Find the lines holding "need" and copy them.

Items from a dataset
..........
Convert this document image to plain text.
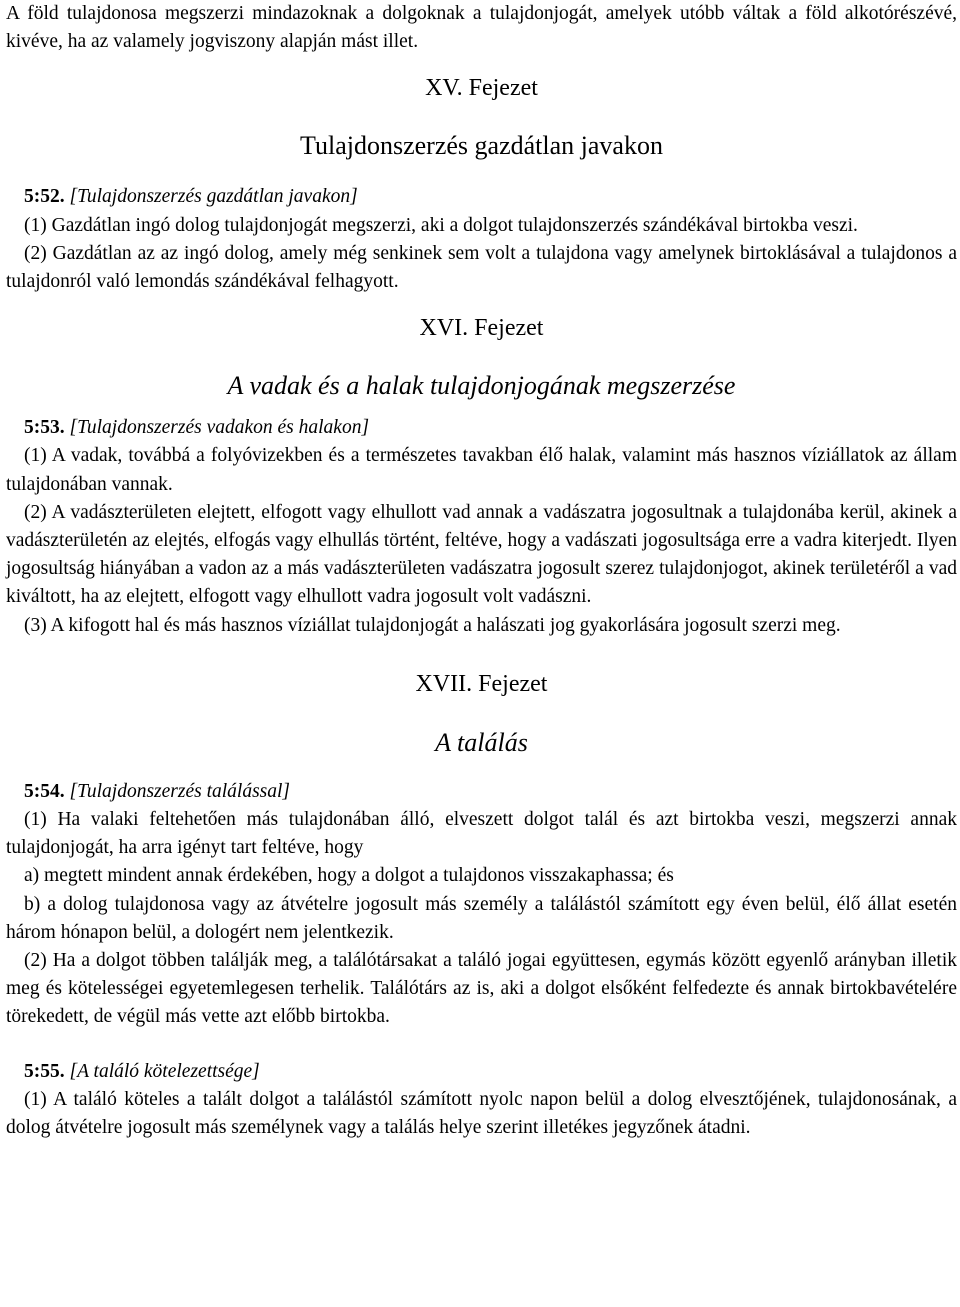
A föld tulajdonosa megszerzi mindazoknak a dolgoknak a tulajdonjogát, amelyek utóbb váltak a föld alkotórészévé, kivéve, ha az valamely jogviszony alapján mást illet.

XV. Fejezet
Tulajdonszerzés gazdátlan javakon

5:52. [Tulajdonszerzés gazdátlan javakon]

(1) Gazdátlan ingó dolog tulajdonjogát megszerzi, aki a dolgot tulajdonszerzés szándékával birtokba veszi.

(2) Gazdátlan az az ingó dolog, amely még senkinek sem volt a tulajdona vagy amelynek birtoklásával a tulajdonos a tulajdonról való lemondás szándékával felhagyott.

XVI. Fejezet
A vadak és a halak tulajdonjogának megszerzése

5:53. [Tulajdonszerzés vadakon és halakon]

(1) A vadak, továbbá a folyóvizekben és a természetes tavakban élő halak, valamint más hasznos víziállatok az állam tulajdonában vannak.

(2) A vadászterületen elejtett, elfogott vagy elhullott vad annak a vadászatra jogosultnak a tulajdonába kerül, akinek a vadászterületén az elejtés, elfogás vagy elhullás történt, feltéve, hogy a vadászati jogosultsága erre a vadra kiterjedt. Ilyen jogosultság hiányában a vadon az a más vadászterületen vadászatra jogosult szerez tulajdonjogot, akinek területéről a vad kiváltott, ha az elejtett, elfogott vagy elhullott vadra jogosult volt vadászni.

(3) A kifogott hal és más hasznos víziállat tulajdonjogát a halászati jog gyakorlására jogosult szerzi meg.

XVII. Fejezet
A találás

5:54. [Tulajdonszerzés találással]

(1) Ha valaki feltehetően más tulajdonában álló, elveszett dolgot talál és azt birtokba veszi, megszerzi annak tulajdonjogát, ha arra igényt tart feltéve, hogy

a) megtett mindent annak érdekében, hogy a dolgot a tulajdonos visszakaphassa; és

b) a dolog tulajdonosa vagy az átvételre jogosult más személy a találástól számított egy éven belül, élő állat esetén három hónapon belül, a dologért nem jelentkezik.

(2) Ha a dolgot többen találják meg, a találótársakat a találó jogai együttesen, egymás között egyenlő arányban illetik meg és kötelességei egyetemlegesen terhelik. Találótárs az is, aki a dolgot elsőként felfedezte és annak birtokbavételére törekedett, de végül más vette azt előbb birtokba.

5:55. [A találó kötelezettsége]

(1) A találó köteles a talált dolgot a találástól számított nyolc napon belül a dolog elvesztőjének, tulajdonosának, a dolog átvételre jogosult más személynek vagy a találás helye szerint illetékes jegyzőnek átadni.
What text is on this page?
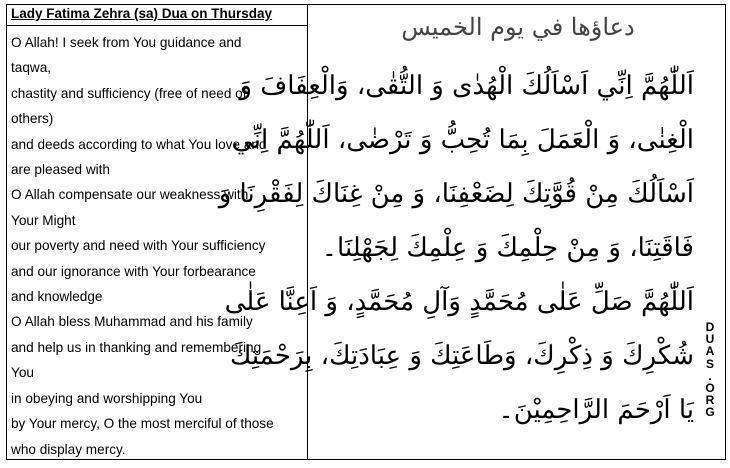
Lady Fatima Zehra (sa) Dua on Thursday
O Allah! I seek from You guidance and
taqwa,
chastity and sufficiency (free of need of
others)
and deeds according to what You love and
are pleased with
O Allah compensate our weakness with
Your Might
our poverty and need with Your sufficiency
and our ignorance with Your forbearance
and knowledge
O Allah bless Muhammad and his family
and help us in thanking and remembering
You
in obeying and worshipping You
by Your mercy, O the most merciful of those
who display mercy.
دعاؤها في يوم الخميس
اَللّٰهُمَّ اِنِّي اَسْاَلُكَ الْهُدٰى وَ التُّقٰى، وَالْعِفَافَ وَ
الْغِنٰى، وَ الْعَمَلَ بِمَا تُحِبُّ وَ تَرْضٰى، اَللّٰهُمَّ اِنِّي
اَسْاَلُكَ مِنْ قُوَّتِكَ لِضَعْفِنَا، وَ مِنْ غِنَاكَ لِفَقْرِنَا وَ
فَاقَتِنَا، وَ مِنْ حِلْمِكَ وَ عِلْمِكَ لِجَهْلِنَا۔
اَللّٰهُمَّ صَلِّ عَلٰى مُحَمَّدٍ وَآلِ مُحَمَّدٍ، وَ اَعِنَّا عَلٰى
شُكْرِكَ وَ ذِكْرِكَ، وَطَاعَتِكَ وَ عِبَادَتِكَ، بِرَحْمَتِكَ
يَا اَرْحَمَ الرَّاحِمِيْنَ۔
D
U
A
S
.
O
R
G
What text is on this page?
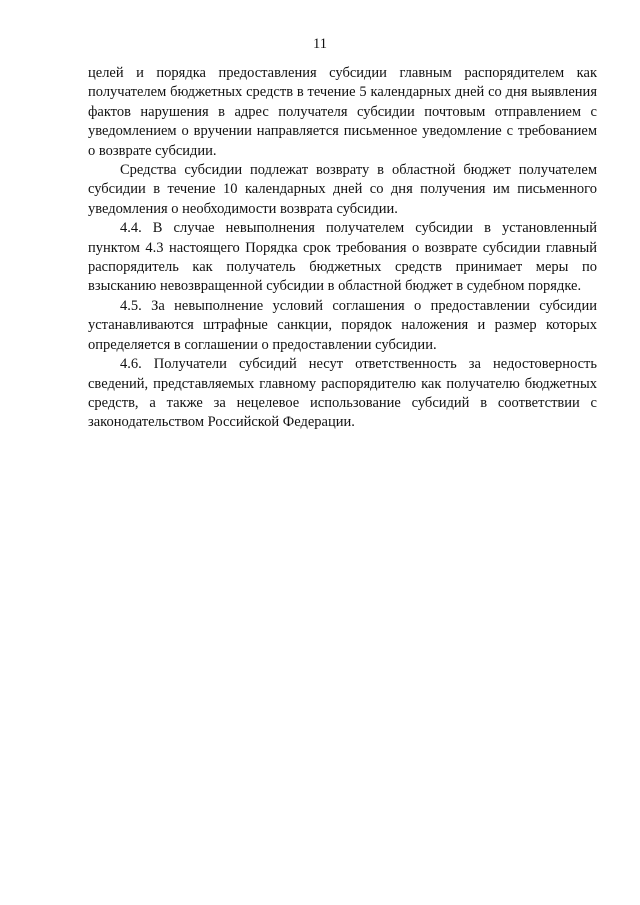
11

целей и порядка предоставления субсидии главным распорядителем как получателем бюджетных средств в течение 5 календарных дней со дня выявления фактов нарушения в адрес получателя субсидии почтовым отправлением с уведомлением о вручении направляется письменное уведомление с требованием о возврате субсидии.

Средства субсидии подлежат возврату в областной бюджет получателем субсидии в течение 10 календарных дней со дня получения им письменного уведомления о необходимости возврата субсидии.

4.4. В случае невыполнения получателем субсидии в установленный пунктом 4.3 настоящего Порядка срок требования о возврате субсидии главный распорядитель как получатель бюджетных средств принимает меры по взысканию невозвращенной субсидии в областной бюджет в судебном порядке.

4.5. За невыполнение условий соглашения о предоставлении субсидии устанавливаются штрафные санкции, порядок наложения и размер которых определяется в соглашении о предоставлении субсидии.

4.6. Получатели субсидий несут ответственность за недостоверность сведений, представляемых главному распорядителю как получателю бюджетных средств, а также за нецелевое использование субсидий в соответствии с законодательством Российской Федерации.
..........
**Full response**
chastity and sufficiency (free of need of
our poverty and need with Your sufficiency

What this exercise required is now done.